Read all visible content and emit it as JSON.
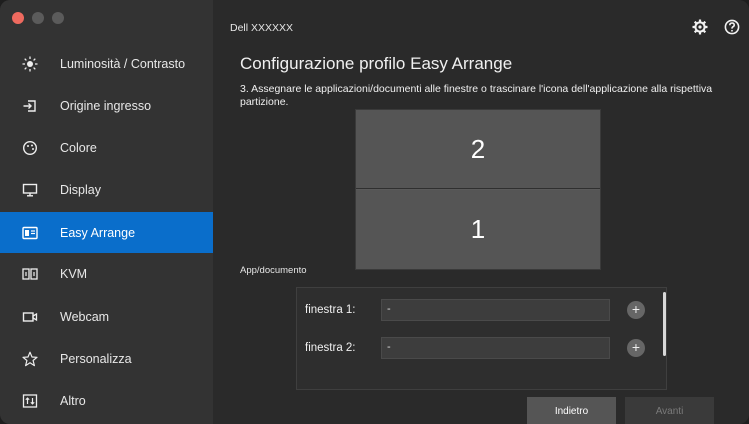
{
  "app": {
    "monitor_name": "Dell XXXXXX"
  },
  "sidebar": {
    "items": [
      {
        "label": "Luminosità / Contrasto",
        "icon": "brightness-icon"
      },
      {
        "label": "Origine ingresso",
        "icon": "input-source-icon"
      },
      {
        "label": "Colore",
        "icon": "color-icon"
      },
      {
        "label": "Display",
        "icon": "display-icon"
      },
      {
        "label": "Easy Arrange",
        "icon": "easy-arrange-icon",
        "active": true
      },
      {
        "label": "KVM",
        "icon": "kvm-icon"
      },
      {
        "label": "Webcam",
        "icon": "webcam-icon"
      },
      {
        "label": "Personalizza",
        "icon": "star-icon"
      },
      {
        "label": "Altro",
        "icon": "other-icon"
      }
    ]
  },
  "main": {
    "title": "Configurazione profilo Easy Arrange",
    "instructions": "3. Assegnare le applicazioni/documenti alle finestre o trascinare l'icona dell'applicazione alla rispettiva partizione.",
    "partitions": [
      "2",
      "1"
    ],
    "section_label": "App/documento",
    "windows": [
      {
        "label": "finestra 1:",
        "value": "-"
      },
      {
        "label": "finestra 2:",
        "value": "-"
      }
    ],
    "buttons": {
      "back": "Indietro",
      "next": "Avanti"
    }
  },
  "colors": {
    "accent": "#0a6ecb",
    "sidebar_bg": "#333333",
    "main_bg": "#2a2a2a"
  }
}
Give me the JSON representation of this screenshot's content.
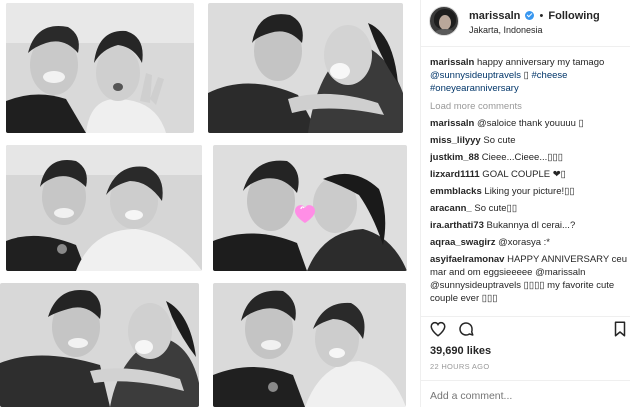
{
  "post": {
    "username": "marissaln",
    "follow_separator": "•",
    "follow_label": "Following",
    "location": "Jakarta, Indonesia",
    "caption": {
      "username": "marissaln",
      "text_1": " happy anniversary my tamago ",
      "mention": "@sunnysideuptravels",
      "text_2": " ▯ ",
      "tag_1": "#cheese",
      "tag_2": "#oneyearanniversary"
    },
    "load_more": "Load more comments",
    "likes": "39,690 likes",
    "time": "22 HOURS AGO",
    "add_comment_placeholder": "Add a comment..."
  },
  "comments": [
    {
      "user": "marissaln",
      "text": " @saloice thank youuuu ▯"
    },
    {
      "user": "miss_lilyyy",
      "text": " So cute"
    },
    {
      "user": "justkim_88",
      "text": " Cieee...Cieee...▯▯▯"
    },
    {
      "user": "lizxard1111",
      "text": " GOAL COUPLE ❤▯"
    },
    {
      "user": "emmblacks",
      "text": " Liking your picture!▯▯"
    },
    {
      "user": "aracann_",
      "text": " So cute▯▯"
    },
    {
      "user": "ira.arthati73",
      "text": " Bukannya dl cerai...?"
    },
    {
      "user": "aqraa_swagirz",
      "text": " @xorasya :*"
    },
    {
      "user": "asyifaelramonav",
      "text": " HAPPY ANNIVERSARY ceu mar and om eggsieeeee @marissaln @sunnysideuptravels ▯▯▯▯ my favorite cute couple ever ▯▯▯"
    }
  ],
  "icons": {
    "heart": "heart-icon",
    "comment": "comment-icon",
    "bookmark": "bookmark-icon",
    "verified": "verified-badge-icon",
    "kiss_sticker": "heart-sticker-icon"
  },
  "colors": {
    "link": "#003569",
    "muted": "#999999",
    "verified": "#3897f0",
    "sticker": "#ff8ee6"
  }
}
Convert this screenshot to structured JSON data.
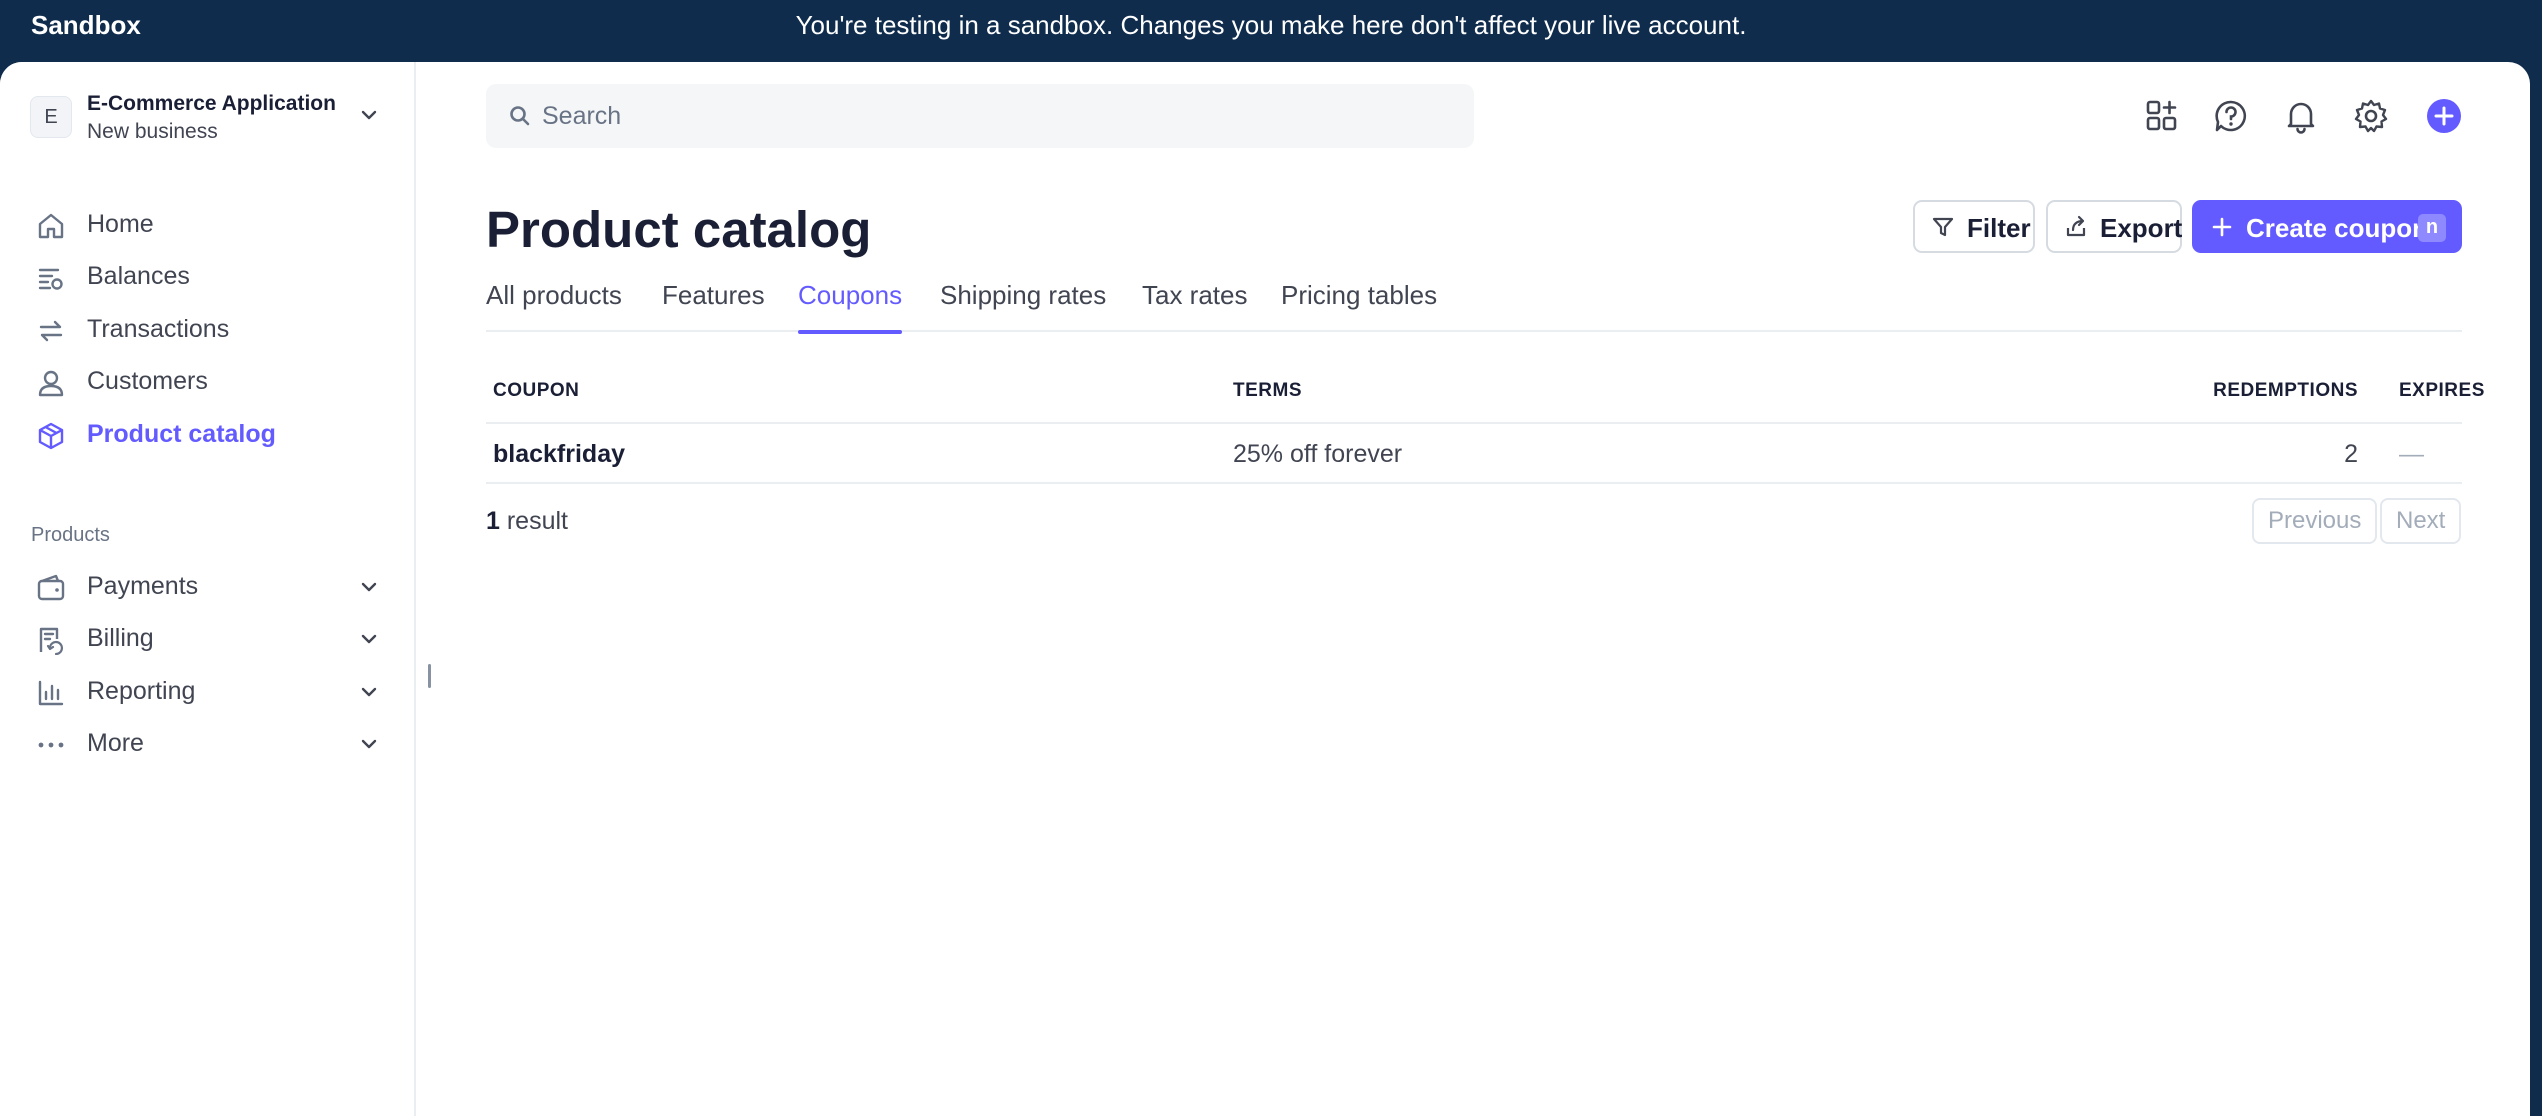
{
  "banner": {
    "label": "Sandbox",
    "message": "You're testing in a sandbox. Changes you make here don't affect your live account."
  },
  "account": {
    "initial": "E",
    "name": "E-Commerce Application",
    "subtitle": "New business"
  },
  "sidebar": {
    "items": [
      {
        "label": "Home",
        "icon": "home-icon"
      },
      {
        "label": "Balances",
        "icon": "balances-icon"
      },
      {
        "label": "Transactions",
        "icon": "transactions-icon"
      },
      {
        "label": "Customers",
        "icon": "customers-icon"
      },
      {
        "label": "Product catalog",
        "icon": "product-catalog-icon",
        "active": true
      }
    ],
    "section_label": "Products",
    "product_items": [
      {
        "label": "Payments",
        "icon": "payments-icon"
      },
      {
        "label": "Billing",
        "icon": "billing-icon"
      },
      {
        "label": "Reporting",
        "icon": "reporting-icon"
      },
      {
        "label": "More",
        "icon": "more-icon"
      }
    ]
  },
  "search": {
    "placeholder": "Search"
  },
  "header_icons": [
    "apps-icon",
    "help-icon",
    "bell-icon",
    "gear-icon",
    "plus-icon"
  ],
  "page": {
    "title": "Product catalog",
    "filter_label": "Filter",
    "export_label": "Export",
    "create_label": "Create coupon",
    "create_shortcut": "n"
  },
  "tabs": [
    {
      "label": "All products"
    },
    {
      "label": "Features"
    },
    {
      "label": "Coupons",
      "active": true
    },
    {
      "label": "Shipping rates"
    },
    {
      "label": "Tax rates"
    },
    {
      "label": "Pricing tables"
    }
  ],
  "table": {
    "columns": [
      "COUPON",
      "TERMS",
      "REDEMPTIONS",
      "EXPIRES"
    ],
    "rows": [
      {
        "coupon": "blackfriday",
        "terms": "25% off forever",
        "redemptions": "2",
        "expires": "—"
      }
    ]
  },
  "footer": {
    "count": "1",
    "result_label": "result",
    "previous_label": "Previous",
    "next_label": "Next"
  },
  "colors": {
    "accent": "#635bff",
    "banner": "#0f2c4d"
  }
}
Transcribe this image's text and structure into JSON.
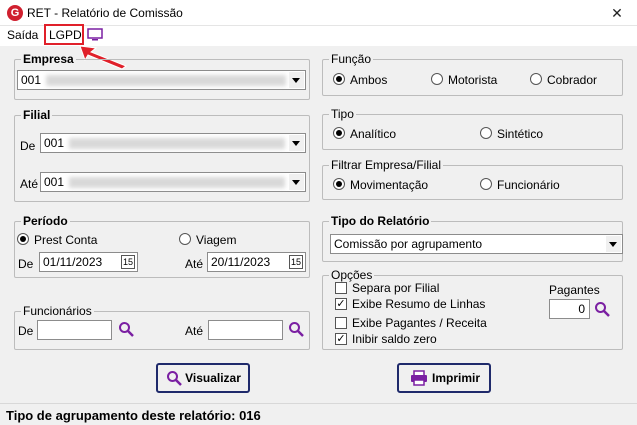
{
  "window": {
    "title": "RET - Relatório de Comissão",
    "close_label": "✕",
    "app_icon": "G"
  },
  "menu": {
    "saida": "Saída",
    "lgpd": "LGPD"
  },
  "empresa": {
    "legend": "Empresa",
    "value": "001"
  },
  "filial": {
    "legend": "Filial",
    "de_label": "De",
    "de_value": "001",
    "ate_label": "Até",
    "ate_value": "001"
  },
  "funcao": {
    "legend": "Função",
    "options": [
      "Ambos",
      "Motorista",
      "Cobrador"
    ],
    "selected": "Ambos"
  },
  "tipo": {
    "legend": "Tipo",
    "options": [
      "Analítico",
      "Sintético"
    ],
    "selected": "Analítico"
  },
  "filtrar": {
    "legend": "Filtrar Empresa/Filial",
    "options": [
      "Movimentação",
      "Funcionário"
    ],
    "selected": "Movimentação"
  },
  "periodo": {
    "legend": "Período",
    "options": [
      "Prest Conta",
      "Viagem"
    ],
    "selected": "Prest Conta",
    "de_label": "De",
    "de_value": "01/11/2023",
    "ate_label": "Até",
    "ate_value": "20/11/2023",
    "cal_label": "15"
  },
  "tipo_relatorio": {
    "legend": "Tipo do Relatório",
    "value": "Comissão por agrupamento"
  },
  "opcoes": {
    "legend": "Opções",
    "checks": [
      {
        "label": "Separa por Filial",
        "checked": false
      },
      {
        "label": "Exibe Resumo de Linhas",
        "checked": true
      },
      {
        "label": "Exibe Pagantes / Receita",
        "checked": false
      },
      {
        "label": "Inibir saldo zero",
        "checked": true
      }
    ],
    "pagantes_label": "Pagantes",
    "pagantes_value": "0"
  },
  "funcionarios": {
    "legend": "Funcionários",
    "de_label": "De",
    "ate_label": "Até"
  },
  "buttons": {
    "visualizar": "Visualizar",
    "imprimir": "Imprimir"
  },
  "status": "Tipo de agrupamento deste relatório: 016",
  "colors": {
    "highlight": "#e0202a",
    "accent": "#7a1fa2",
    "button_border": "#1f2a6b"
  }
}
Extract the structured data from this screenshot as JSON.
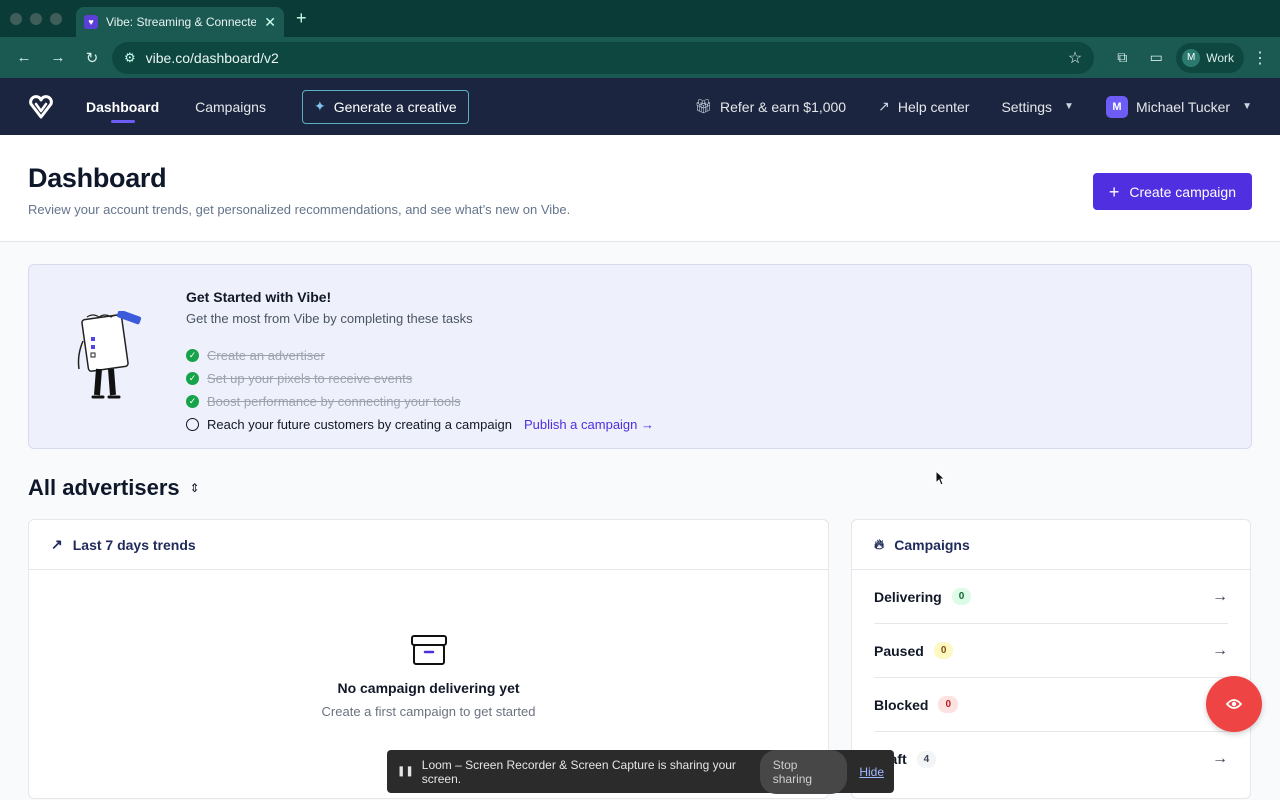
{
  "browser": {
    "tab_title": "Vibe: Streaming & Connected",
    "new_tab": "+",
    "url": "vibe.co/dashboard/v2",
    "profile_initial": "M",
    "profile_label": "Work"
  },
  "nav": {
    "items": [
      {
        "label": "Dashboard",
        "active": true
      },
      {
        "label": "Campaigns",
        "active": false
      }
    ],
    "generate_label": "Generate a creative",
    "refer_label": "Refer & earn $1,000",
    "help_label": "Help center",
    "settings_label": "Settings",
    "user_name": "Michael Tucker",
    "user_initial": "M"
  },
  "header": {
    "title": "Dashboard",
    "subtitle": "Review your account trends, get personalized recommendations, and see what’s new on Vibe.",
    "create_label": "Create campaign"
  },
  "get_started": {
    "title": "Get Started with Vibe!",
    "subtitle": "Get the most from Vibe by completing these tasks",
    "tasks": [
      {
        "label": "Create an advertiser",
        "done": true
      },
      {
        "label": "Set up your pixels to receive events",
        "done": true
      },
      {
        "label": "Boost performance by connecting your tools",
        "done": true
      },
      {
        "label": "Reach your future customers by creating a campaign",
        "done": false,
        "link": "Publish a campaign →"
      }
    ]
  },
  "advertisers_title": "All advertisers",
  "trends": {
    "title": "Last 7 days trends",
    "empty_title": "No campaign delivering yet",
    "empty_sub": "Create a first campaign to get started"
  },
  "campaigns": {
    "title": "Campaigns",
    "rows": [
      {
        "label": "Delivering",
        "count": "0",
        "tone": "green"
      },
      {
        "label": "Paused",
        "count": "0",
        "tone": "yellow"
      },
      {
        "label": "Blocked",
        "count": "0",
        "tone": "red"
      },
      {
        "label": "Draft",
        "count": "4",
        "tone": "gray"
      }
    ]
  },
  "loom": {
    "message": "Loom – Screen Recorder & Screen Capture is sharing your screen.",
    "stop_label": "Stop sharing",
    "hide_label": "Hide"
  },
  "colors": {
    "brand": "#4f2fe0",
    "nav_bg": "#1c2540",
    "browser_bg": "#1b5a52"
  }
}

_____

Show, from the material above, each line that includes the string "data".

*RESPONSE TO THE TASK*
Convert this screenshot to structured JSON data.
Extract the structured data from this screenshot as JSON.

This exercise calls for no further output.